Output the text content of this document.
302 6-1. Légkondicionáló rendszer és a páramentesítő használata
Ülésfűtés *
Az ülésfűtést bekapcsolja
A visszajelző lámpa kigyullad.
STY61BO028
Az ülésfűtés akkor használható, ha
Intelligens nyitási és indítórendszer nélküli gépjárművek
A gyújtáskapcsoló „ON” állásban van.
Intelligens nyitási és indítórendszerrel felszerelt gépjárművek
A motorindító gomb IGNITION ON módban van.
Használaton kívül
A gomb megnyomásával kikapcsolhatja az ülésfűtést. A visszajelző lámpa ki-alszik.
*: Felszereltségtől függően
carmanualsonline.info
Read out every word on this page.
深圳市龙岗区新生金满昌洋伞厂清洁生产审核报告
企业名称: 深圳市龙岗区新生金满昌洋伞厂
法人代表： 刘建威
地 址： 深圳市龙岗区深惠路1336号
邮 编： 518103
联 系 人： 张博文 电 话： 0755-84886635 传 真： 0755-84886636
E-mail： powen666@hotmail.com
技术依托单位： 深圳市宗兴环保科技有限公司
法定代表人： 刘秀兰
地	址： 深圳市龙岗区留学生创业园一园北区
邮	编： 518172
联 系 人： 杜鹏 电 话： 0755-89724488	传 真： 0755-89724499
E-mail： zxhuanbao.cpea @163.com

◆ ◆ ◆ ◆

Gather all lines from the records above in which "gépjárművek" appears.

• [Right answer]
Intelligens nyitási és indítórendszer nélküli gépjárművek
Intelligens nyitási és indítórendszerrel felszerelt gépjárművek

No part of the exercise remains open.